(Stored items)
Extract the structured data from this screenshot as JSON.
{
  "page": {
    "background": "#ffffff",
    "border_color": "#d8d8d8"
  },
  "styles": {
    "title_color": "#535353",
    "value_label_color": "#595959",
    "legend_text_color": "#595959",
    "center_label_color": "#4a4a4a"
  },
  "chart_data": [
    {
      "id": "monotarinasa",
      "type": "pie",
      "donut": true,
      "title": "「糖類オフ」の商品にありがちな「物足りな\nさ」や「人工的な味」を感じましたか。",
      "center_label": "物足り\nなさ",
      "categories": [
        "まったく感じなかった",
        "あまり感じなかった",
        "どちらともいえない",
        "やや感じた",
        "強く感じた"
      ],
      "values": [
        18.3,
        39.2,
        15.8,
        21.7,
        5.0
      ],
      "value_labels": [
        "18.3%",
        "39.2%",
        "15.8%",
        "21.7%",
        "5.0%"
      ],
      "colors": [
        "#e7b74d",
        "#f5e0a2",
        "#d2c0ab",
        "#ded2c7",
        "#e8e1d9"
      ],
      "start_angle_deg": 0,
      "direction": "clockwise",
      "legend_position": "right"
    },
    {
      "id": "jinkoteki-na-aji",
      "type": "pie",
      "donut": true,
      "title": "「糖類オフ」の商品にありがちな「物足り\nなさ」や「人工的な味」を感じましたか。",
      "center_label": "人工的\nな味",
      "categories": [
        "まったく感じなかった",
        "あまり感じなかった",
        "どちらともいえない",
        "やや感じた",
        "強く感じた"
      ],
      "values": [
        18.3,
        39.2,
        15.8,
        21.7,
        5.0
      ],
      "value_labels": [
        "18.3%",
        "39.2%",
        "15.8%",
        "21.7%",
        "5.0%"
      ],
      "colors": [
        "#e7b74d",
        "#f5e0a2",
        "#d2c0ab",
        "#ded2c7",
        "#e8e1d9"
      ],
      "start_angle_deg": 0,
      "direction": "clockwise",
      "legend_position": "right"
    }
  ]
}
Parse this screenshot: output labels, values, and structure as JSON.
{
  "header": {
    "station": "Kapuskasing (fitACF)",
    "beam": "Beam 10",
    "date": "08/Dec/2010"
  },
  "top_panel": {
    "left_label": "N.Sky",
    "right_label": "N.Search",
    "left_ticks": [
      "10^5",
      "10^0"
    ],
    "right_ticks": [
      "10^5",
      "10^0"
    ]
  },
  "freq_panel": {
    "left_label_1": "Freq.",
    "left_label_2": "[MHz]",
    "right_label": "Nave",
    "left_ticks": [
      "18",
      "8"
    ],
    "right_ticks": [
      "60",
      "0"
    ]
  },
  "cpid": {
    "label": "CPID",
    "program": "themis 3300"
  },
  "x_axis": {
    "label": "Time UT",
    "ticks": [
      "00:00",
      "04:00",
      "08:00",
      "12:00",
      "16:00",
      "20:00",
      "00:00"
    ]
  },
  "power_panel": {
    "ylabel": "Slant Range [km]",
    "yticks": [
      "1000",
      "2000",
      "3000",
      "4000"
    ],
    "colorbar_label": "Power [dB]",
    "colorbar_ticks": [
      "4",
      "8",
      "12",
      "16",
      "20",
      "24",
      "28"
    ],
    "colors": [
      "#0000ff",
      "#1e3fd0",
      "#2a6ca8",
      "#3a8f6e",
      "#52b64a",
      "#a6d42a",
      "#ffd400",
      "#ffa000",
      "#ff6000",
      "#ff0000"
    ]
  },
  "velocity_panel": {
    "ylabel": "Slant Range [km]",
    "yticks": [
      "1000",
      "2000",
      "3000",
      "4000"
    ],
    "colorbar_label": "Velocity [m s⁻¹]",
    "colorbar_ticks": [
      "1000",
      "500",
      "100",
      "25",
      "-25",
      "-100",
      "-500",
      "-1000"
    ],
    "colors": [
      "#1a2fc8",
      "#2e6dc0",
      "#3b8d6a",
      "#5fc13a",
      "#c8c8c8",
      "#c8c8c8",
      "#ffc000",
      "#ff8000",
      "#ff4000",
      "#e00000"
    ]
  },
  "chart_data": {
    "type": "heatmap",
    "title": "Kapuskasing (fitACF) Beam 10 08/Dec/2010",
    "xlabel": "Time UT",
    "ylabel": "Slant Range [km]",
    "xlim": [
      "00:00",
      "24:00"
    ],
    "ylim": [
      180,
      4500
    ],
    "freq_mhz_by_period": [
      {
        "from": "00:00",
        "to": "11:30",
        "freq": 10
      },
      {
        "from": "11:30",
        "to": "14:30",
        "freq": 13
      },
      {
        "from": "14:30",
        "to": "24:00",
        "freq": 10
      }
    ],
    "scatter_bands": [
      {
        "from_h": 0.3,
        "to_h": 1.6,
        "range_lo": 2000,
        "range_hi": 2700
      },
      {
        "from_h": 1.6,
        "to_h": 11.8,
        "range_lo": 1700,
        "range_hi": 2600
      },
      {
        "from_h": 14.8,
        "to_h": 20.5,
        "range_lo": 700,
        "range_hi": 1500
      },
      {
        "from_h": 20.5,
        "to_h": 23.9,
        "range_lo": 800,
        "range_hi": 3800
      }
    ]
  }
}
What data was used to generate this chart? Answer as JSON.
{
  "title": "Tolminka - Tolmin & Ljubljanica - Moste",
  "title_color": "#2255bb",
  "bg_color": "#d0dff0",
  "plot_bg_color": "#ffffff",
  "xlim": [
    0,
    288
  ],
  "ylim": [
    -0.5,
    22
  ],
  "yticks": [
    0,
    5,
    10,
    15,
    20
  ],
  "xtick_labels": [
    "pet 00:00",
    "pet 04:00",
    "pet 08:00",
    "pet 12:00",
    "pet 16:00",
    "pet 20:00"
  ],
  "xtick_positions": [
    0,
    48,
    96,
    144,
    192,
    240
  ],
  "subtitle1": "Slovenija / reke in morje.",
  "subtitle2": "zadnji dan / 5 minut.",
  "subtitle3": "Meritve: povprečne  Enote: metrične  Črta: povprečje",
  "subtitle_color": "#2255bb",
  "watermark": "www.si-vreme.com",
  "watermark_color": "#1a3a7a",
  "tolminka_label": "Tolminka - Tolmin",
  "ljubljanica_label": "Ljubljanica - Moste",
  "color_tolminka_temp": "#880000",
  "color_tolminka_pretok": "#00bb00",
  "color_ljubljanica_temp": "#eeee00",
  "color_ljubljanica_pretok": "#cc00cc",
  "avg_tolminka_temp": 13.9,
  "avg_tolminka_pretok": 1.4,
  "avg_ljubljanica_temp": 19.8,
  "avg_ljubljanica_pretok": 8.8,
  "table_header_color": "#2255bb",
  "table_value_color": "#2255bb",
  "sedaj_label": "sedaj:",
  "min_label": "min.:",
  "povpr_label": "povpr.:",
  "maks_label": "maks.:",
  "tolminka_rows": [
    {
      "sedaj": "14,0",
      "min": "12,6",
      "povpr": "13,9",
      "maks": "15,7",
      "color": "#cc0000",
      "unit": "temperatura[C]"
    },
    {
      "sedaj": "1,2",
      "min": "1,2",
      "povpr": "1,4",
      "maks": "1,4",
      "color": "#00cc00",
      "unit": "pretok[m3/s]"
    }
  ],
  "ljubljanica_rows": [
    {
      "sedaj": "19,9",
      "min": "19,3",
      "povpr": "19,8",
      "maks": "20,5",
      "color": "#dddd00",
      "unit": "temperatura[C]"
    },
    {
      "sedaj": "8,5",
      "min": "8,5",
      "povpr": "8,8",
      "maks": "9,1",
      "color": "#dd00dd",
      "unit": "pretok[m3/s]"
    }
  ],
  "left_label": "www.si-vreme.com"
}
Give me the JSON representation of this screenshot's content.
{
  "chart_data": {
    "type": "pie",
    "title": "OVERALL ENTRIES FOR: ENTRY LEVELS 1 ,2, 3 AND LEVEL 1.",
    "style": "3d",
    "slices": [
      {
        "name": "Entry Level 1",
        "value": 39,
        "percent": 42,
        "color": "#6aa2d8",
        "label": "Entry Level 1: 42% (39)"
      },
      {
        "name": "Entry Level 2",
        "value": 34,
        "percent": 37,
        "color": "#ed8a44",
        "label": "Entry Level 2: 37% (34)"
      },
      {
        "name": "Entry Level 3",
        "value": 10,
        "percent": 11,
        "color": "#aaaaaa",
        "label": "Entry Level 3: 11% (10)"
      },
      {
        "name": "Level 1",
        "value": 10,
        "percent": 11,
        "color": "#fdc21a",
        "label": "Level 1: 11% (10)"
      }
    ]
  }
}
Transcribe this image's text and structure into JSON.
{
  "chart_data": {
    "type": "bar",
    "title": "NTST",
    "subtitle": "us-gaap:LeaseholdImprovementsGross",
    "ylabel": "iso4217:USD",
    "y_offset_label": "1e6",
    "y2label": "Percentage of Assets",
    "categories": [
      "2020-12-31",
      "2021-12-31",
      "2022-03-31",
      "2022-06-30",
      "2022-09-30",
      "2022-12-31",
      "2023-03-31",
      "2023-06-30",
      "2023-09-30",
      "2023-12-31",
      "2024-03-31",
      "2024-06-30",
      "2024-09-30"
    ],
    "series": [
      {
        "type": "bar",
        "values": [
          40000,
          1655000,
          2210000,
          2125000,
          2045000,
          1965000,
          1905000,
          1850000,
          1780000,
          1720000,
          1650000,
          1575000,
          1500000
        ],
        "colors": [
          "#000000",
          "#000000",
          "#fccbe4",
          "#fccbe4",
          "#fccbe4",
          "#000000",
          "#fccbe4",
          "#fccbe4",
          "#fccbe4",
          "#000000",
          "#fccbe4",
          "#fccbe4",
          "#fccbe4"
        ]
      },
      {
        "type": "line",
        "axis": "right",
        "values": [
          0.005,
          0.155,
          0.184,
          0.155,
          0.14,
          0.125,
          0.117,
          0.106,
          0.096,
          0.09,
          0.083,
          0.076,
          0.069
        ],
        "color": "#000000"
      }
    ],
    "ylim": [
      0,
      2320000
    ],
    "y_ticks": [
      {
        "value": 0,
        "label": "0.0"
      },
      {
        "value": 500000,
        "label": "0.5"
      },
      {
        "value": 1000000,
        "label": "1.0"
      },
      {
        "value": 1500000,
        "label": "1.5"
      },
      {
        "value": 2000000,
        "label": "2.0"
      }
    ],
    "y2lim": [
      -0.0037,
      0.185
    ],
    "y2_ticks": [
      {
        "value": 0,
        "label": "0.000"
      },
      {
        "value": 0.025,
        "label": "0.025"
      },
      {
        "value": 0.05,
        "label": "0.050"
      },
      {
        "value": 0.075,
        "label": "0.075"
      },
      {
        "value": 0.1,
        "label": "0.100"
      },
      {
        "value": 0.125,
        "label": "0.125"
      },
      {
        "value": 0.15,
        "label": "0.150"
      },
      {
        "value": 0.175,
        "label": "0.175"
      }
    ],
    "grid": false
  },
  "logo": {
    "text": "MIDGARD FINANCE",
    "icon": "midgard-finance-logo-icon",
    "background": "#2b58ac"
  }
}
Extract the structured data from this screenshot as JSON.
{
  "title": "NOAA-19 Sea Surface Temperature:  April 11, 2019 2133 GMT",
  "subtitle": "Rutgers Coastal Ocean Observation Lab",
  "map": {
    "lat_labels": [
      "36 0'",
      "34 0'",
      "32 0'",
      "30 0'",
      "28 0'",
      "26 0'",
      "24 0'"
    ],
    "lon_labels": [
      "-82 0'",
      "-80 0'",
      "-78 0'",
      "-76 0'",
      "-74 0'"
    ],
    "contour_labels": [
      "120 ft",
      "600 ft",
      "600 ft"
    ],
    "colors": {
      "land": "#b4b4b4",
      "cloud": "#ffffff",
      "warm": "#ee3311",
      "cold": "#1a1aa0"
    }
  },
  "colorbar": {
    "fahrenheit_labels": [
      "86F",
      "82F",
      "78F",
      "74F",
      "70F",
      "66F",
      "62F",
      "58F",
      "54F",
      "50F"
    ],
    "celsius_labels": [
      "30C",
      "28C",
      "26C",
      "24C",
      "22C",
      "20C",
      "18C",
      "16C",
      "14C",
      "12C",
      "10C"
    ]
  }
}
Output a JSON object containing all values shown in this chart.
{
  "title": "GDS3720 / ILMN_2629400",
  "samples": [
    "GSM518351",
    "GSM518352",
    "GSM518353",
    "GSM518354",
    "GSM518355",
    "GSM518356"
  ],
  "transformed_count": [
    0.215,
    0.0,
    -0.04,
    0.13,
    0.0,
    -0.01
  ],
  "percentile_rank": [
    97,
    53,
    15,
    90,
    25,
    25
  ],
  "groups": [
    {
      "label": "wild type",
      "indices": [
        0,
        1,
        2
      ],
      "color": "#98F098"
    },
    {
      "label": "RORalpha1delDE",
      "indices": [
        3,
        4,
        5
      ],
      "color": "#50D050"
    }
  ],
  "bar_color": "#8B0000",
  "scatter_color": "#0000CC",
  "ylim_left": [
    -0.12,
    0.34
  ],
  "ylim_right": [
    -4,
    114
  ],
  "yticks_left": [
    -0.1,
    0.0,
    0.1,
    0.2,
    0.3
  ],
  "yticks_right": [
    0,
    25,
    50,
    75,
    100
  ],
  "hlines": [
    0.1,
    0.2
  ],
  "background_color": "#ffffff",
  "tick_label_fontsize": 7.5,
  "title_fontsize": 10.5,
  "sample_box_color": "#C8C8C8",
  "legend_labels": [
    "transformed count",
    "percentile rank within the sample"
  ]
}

GOAL OF THE EXERCISE | Your task is to gather all lines from the entries above that hold the word "screenshot".

SOLUTION FOR THIS PROBLEM |
Extract the structured data from this screenshot as JSON.
Parse this screenshot: output labels, values, and structure as JSON.
Give me the JSON representation of this screenshot's content.
Extract the structured data from this screenshot as JSON.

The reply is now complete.